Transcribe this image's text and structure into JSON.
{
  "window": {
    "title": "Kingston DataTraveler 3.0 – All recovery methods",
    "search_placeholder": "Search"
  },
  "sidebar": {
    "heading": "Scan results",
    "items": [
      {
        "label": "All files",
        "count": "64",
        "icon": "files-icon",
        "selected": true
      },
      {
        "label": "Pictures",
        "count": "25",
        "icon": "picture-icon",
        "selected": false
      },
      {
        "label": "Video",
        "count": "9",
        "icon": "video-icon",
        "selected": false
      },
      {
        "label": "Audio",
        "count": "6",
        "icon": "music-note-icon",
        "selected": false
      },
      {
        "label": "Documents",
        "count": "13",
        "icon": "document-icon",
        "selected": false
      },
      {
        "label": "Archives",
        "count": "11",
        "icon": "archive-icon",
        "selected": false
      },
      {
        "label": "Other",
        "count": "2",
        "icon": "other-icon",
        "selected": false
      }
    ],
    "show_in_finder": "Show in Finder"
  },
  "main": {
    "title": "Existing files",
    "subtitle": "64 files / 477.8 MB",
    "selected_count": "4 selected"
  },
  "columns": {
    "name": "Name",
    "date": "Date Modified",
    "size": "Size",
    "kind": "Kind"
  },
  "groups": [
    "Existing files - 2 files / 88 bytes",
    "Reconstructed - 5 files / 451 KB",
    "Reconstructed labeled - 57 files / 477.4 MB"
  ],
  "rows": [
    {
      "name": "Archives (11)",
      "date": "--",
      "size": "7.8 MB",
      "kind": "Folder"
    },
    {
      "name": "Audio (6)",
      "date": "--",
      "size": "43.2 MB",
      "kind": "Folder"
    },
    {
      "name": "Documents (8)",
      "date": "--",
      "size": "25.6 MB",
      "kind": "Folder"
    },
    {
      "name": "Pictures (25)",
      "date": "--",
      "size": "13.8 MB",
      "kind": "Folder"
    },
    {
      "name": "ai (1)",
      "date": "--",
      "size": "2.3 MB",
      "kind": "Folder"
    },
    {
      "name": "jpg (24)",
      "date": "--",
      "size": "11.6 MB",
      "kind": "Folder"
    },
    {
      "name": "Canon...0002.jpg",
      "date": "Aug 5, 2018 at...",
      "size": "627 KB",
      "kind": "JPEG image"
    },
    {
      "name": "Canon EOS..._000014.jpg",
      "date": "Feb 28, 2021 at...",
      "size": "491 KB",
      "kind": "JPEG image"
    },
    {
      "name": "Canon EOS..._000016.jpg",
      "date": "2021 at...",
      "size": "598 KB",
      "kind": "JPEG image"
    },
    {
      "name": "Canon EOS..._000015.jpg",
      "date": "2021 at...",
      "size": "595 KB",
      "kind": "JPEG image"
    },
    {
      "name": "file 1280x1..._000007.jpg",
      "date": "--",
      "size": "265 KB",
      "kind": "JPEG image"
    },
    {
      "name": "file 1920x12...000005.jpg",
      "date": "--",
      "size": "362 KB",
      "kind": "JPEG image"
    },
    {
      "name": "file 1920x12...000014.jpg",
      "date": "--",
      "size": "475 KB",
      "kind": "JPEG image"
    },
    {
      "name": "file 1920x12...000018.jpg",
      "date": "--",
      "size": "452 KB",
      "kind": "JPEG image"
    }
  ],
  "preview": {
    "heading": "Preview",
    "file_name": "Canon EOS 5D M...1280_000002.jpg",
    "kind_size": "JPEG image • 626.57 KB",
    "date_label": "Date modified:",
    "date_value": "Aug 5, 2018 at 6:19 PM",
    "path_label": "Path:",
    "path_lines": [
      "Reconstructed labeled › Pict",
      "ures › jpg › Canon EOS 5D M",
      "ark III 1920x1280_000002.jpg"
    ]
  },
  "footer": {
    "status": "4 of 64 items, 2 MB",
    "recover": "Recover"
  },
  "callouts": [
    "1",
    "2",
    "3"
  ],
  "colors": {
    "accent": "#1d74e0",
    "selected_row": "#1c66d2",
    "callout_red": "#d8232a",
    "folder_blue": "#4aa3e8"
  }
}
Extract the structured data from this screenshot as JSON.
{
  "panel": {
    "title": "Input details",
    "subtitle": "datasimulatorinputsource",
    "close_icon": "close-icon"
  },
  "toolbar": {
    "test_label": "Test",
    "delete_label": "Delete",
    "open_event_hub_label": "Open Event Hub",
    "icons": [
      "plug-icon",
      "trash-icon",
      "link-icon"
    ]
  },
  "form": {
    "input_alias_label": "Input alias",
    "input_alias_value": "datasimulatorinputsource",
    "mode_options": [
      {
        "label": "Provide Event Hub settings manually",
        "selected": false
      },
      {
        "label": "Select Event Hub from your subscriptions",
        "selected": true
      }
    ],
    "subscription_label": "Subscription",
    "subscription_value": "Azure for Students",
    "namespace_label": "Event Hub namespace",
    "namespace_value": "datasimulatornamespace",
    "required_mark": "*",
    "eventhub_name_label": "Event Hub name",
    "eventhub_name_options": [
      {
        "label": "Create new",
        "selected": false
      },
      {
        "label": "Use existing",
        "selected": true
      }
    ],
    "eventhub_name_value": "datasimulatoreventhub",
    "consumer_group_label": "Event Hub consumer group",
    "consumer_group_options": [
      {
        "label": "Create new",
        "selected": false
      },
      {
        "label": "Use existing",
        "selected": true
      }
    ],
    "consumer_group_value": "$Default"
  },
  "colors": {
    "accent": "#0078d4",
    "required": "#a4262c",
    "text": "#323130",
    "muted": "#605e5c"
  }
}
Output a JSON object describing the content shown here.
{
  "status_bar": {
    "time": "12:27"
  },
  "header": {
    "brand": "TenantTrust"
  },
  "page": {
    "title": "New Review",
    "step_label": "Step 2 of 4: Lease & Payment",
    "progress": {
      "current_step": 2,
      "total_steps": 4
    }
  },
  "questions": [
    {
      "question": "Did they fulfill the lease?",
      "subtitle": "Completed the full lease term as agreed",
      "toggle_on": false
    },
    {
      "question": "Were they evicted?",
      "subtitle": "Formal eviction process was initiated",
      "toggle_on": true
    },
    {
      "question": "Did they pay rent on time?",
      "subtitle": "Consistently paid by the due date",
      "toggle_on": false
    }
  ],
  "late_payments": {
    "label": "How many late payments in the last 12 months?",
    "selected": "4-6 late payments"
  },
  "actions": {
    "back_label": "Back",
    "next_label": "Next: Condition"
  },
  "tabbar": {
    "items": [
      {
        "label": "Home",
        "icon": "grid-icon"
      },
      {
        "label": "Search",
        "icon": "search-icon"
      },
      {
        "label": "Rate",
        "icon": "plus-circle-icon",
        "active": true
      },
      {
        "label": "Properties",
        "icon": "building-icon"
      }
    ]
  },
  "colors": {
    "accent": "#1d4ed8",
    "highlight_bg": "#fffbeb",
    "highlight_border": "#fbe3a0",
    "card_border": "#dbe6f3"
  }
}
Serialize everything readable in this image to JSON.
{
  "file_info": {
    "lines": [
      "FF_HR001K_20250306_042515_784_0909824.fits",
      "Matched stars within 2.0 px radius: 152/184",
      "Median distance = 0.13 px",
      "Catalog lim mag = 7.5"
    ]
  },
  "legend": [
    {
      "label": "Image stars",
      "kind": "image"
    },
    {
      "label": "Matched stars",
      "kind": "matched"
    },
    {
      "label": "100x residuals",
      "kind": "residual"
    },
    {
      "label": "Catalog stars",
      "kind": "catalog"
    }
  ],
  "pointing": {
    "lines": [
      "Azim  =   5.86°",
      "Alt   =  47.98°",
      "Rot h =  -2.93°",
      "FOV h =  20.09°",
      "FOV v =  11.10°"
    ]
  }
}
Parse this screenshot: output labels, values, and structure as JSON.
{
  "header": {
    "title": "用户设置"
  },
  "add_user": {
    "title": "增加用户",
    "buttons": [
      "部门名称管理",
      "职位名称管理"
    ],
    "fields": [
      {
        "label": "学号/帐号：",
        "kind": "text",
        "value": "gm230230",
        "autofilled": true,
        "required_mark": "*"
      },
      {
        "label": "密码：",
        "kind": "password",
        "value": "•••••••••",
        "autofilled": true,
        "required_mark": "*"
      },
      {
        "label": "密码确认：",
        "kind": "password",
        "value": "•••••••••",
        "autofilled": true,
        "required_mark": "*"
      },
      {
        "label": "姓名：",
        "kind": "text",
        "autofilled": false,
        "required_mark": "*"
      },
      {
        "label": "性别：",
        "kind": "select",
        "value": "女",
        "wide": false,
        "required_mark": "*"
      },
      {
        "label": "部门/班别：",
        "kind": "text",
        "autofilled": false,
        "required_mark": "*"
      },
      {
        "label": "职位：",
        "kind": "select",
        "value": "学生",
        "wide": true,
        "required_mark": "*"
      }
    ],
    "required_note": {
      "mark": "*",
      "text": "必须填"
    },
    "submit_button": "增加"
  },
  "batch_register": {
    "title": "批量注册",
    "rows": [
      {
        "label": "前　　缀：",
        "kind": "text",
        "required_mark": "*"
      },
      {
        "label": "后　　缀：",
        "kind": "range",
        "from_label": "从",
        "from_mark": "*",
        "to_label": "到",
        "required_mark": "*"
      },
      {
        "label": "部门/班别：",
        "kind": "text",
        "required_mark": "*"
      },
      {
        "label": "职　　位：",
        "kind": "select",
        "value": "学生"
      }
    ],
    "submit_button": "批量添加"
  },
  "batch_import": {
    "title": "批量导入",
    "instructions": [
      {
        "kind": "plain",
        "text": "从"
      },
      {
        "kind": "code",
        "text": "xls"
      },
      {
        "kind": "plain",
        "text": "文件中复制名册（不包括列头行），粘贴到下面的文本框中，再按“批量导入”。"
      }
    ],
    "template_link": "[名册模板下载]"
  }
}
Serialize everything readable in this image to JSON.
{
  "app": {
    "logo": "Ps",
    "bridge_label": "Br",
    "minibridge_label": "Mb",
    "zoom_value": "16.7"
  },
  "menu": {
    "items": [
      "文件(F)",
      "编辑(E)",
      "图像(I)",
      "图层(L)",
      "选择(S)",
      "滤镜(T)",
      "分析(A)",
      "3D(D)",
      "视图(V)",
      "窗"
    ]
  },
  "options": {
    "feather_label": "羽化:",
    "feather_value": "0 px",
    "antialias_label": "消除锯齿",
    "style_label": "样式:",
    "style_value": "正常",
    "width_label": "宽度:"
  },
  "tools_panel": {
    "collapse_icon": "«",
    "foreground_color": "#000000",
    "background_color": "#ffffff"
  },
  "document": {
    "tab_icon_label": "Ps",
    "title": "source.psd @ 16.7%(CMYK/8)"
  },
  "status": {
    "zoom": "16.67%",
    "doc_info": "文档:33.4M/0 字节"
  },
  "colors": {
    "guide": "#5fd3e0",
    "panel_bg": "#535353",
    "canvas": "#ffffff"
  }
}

- - - -

SET EXERCISE: In the entries above, find every line with the word "heading" and list it.

TASK RESULT:
    "heading": "Scan results",
    "heading": "Preview",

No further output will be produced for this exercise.